Stated task: Give the data below again exactly as written, without its pictures.

Records for processing:
☆ ☆ ☆ ☆ ☆
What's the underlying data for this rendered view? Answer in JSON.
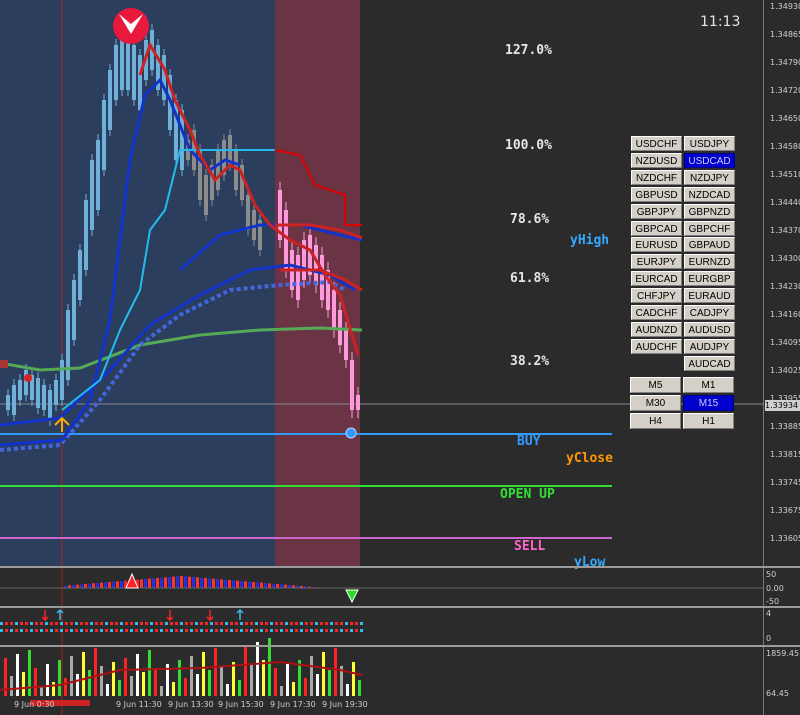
{
  "clock": "11:13",
  "fib_levels": [
    "127.0%",
    "100.0%",
    "78.6%",
    "61.8%",
    "38.2%"
  ],
  "labels": {
    "yhigh": "yHigh",
    "buy": "BUY",
    "yclose": "yClose",
    "open_up": "OPEN UP",
    "sell": "SELL",
    "ylow": "yLow"
  },
  "colors": {
    "background": "#2b2b2b",
    "session_blue": "#2b3e5e",
    "session_red": "#6b3445",
    "buy": "#3399ff",
    "yclose": "#ff9900",
    "open_up": "#33dd33",
    "sell": "#ff66cc",
    "yhigh": "#33aaff",
    "selected_button": "#0000cc"
  },
  "symbol_buttons": [
    {
      "label": "USDCHF",
      "selected": false
    },
    {
      "label": "USDJPY",
      "selected": false
    },
    {
      "label": "NZDUSD",
      "selected": false
    },
    {
      "label": "USDCAD",
      "selected": true
    },
    {
      "label": "NZDCHF",
      "selected": false
    },
    {
      "label": "NZDJPY",
      "selected": false
    },
    {
      "label": "GBPUSD",
      "selected": false
    },
    {
      "label": "NZDCAD",
      "selected": false
    },
    {
      "label": "GBPJPY",
      "selected": false
    },
    {
      "label": "GBPNZD",
      "selected": false
    },
    {
      "label": "GBPCAD",
      "selected": false
    },
    {
      "label": "GBPCHF",
      "selected": false
    },
    {
      "label": "EURUSD",
      "selected": false
    },
    {
      "label": "GBPAUD",
      "selected": false
    },
    {
      "label": "EURJPY",
      "selected": false
    },
    {
      "label": "EURNZD",
      "selected": false
    },
    {
      "label": "EURCAD",
      "selected": false
    },
    {
      "label": "EURGBP",
      "selected": false
    },
    {
      "label": "CHFJPY",
      "selected": false
    },
    {
      "label": "EURAUD",
      "selected": false
    },
    {
      "label": "CADCHF",
      "selected": false
    },
    {
      "label": "CADJPY",
      "selected": false
    },
    {
      "label": "AUDNZD",
      "selected": false
    },
    {
      "label": "AUDUSD",
      "selected": false
    },
    {
      "label": "AUDCHF",
      "selected": false
    },
    {
      "label": "AUDJPY",
      "selected": false
    },
    {
      "label": "",
      "selected": false,
      "hidden": true
    },
    {
      "label": "AUDCAD",
      "selected": false
    }
  ],
  "timeframe_buttons": [
    {
      "label": "M5",
      "selected": false
    },
    {
      "label": "M1",
      "selected": false
    },
    {
      "label": "M30",
      "selected": false
    },
    {
      "label": "M15",
      "selected": true
    },
    {
      "label": "H4",
      "selected": false
    },
    {
      "label": "H1",
      "selected": false
    }
  ],
  "price_axis": [
    "1.34930",
    "1.34865",
    "1.34790",
    "1.34720",
    "1.34650",
    "1.34580",
    "1.34510",
    "1.34440",
    "1.34370",
    "1.34300",
    "1.34230",
    "1.34160",
    "1.34095",
    "1.34025",
    "1.33955",
    "1.33885",
    "1.33815",
    "1.33745",
    "1.33675",
    "1.33605"
  ],
  "current_price": "1.33934",
  "time_axis": [
    "9 Jun 0:30",
    "9 Jun 11:30",
    "9 Jun 13:30",
    "9 Jun 15:30",
    "9 Jun 17:30",
    "9 Jun 19:30"
  ],
  "indicator1_ticks": [
    "50",
    "0.00",
    "-50"
  ],
  "indicator2_ticks": [
    "4",
    "0"
  ],
  "indicator3_ticks": [
    "1859.45",
    "64.45"
  ]
}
☆ ☆ ☆ ☆ ☆
Output of the task:
What's the underlying data for this rendered view? Answer in JSON.
{
  "clock": "11:13",
  "fib_levels": [
    "127.0%",
    "100.0%",
    "78.6%",
    "61.8%",
    "38.2%"
  ],
  "labels": {
    "yhigh": "yHigh",
    "buy": "BUY",
    "yclose": "yClose",
    "open_up": "OPEN UP",
    "sell": "SELL",
    "ylow": "yLow"
  },
  "colors": {
    "background": "#2b2b2b",
    "session_blue": "#2b3e5e",
    "session_red": "#6b3445",
    "buy": "#3399ff",
    "yclose": "#ff9900",
    "open_up": "#33dd33",
    "sell": "#ff66cc",
    "yhigh": "#33aaff",
    "selected_button": "#0000cc"
  },
  "symbol_buttons": [
    {
      "label": "USDCHF",
      "selected": false
    },
    {
      "label": "USDJPY",
      "selected": false
    },
    {
      "label": "NZDUSD",
      "selected": false
    },
    {
      "label": "USDCAD",
      "selected": true
    },
    {
      "label": "NZDCHF",
      "selected": false
    },
    {
      "label": "NZDJPY",
      "selected": false
    },
    {
      "label": "GBPUSD",
      "selected": false
    },
    {
      "label": "NZDCAD",
      "selected": false
    },
    {
      "label": "GBPJPY",
      "selected": false
    },
    {
      "label": "GBPNZD",
      "selected": false
    },
    {
      "label": "GBPCAD",
      "selected": false
    },
    {
      "label": "GBPCHF",
      "selected": false
    },
    {
      "label": "EURUSD",
      "selected": false
    },
    {
      "label": "GBPAUD",
      "selected": false
    },
    {
      "label": "EURJPY",
      "selected": false
    },
    {
      "label": "EURNZD",
      "selected": false
    },
    {
      "label": "EURCAD",
      "selected": false
    },
    {
      "label": "EURGBP",
      "selected": false
    },
    {
      "label": "CHFJPY",
      "selected": false
    },
    {
      "label": "EURAUD",
      "selected": false
    },
    {
      "label": "CADCHF",
      "selected": false
    },
    {
      "label": "CADJPY",
      "selected": false
    },
    {
      "label": "AUDNZD",
      "selected": false
    },
    {
      "label": "AUDUSD",
      "selected": false
    },
    {
      "label": "AUDCHF",
      "selected": false
    },
    {
      "label": "AUDJPY",
      "selected": false
    },
    {
      "label": "",
      "selected": false,
      "hidden": true
    },
    {
      "label": "AUDCAD",
      "selected": false
    }
  ],
  "timeframe_buttons": [
    {
      "label": "M5",
      "selected": false
    },
    {
      "label": "M1",
      "selected": false
    },
    {
      "label": "M30",
      "selected": false
    },
    {
      "label": "M15",
      "selected": true
    },
    {
      "label": "H4",
      "selected": false
    },
    {
      "label": "H1",
      "selected": false
    }
  ],
  "price_axis": [
    "1.34930",
    "1.34865",
    "1.34790",
    "1.34720",
    "1.34650",
    "1.34580",
    "1.34510",
    "1.34440",
    "1.34370",
    "1.34300",
    "1.34230",
    "1.34160",
    "1.34095",
    "1.34025",
    "1.33955",
    "1.33885",
    "1.33815",
    "1.33745",
    "1.33675",
    "1.33605"
  ],
  "current_price": "1.33934",
  "time_axis": [
    "9 Jun 0:30",
    "9 Jun 11:30",
    "9 Jun 13:30",
    "9 Jun 15:30",
    "9 Jun 17:30",
    "9 Jun 19:30"
  ],
  "indicator1_ticks": [
    "50",
    "0.00",
    "-50"
  ],
  "indicator2_ticks": [
    "4",
    "0"
  ],
  "indicator3_ticks": [
    "1859.45",
    "64.45"
  ]
}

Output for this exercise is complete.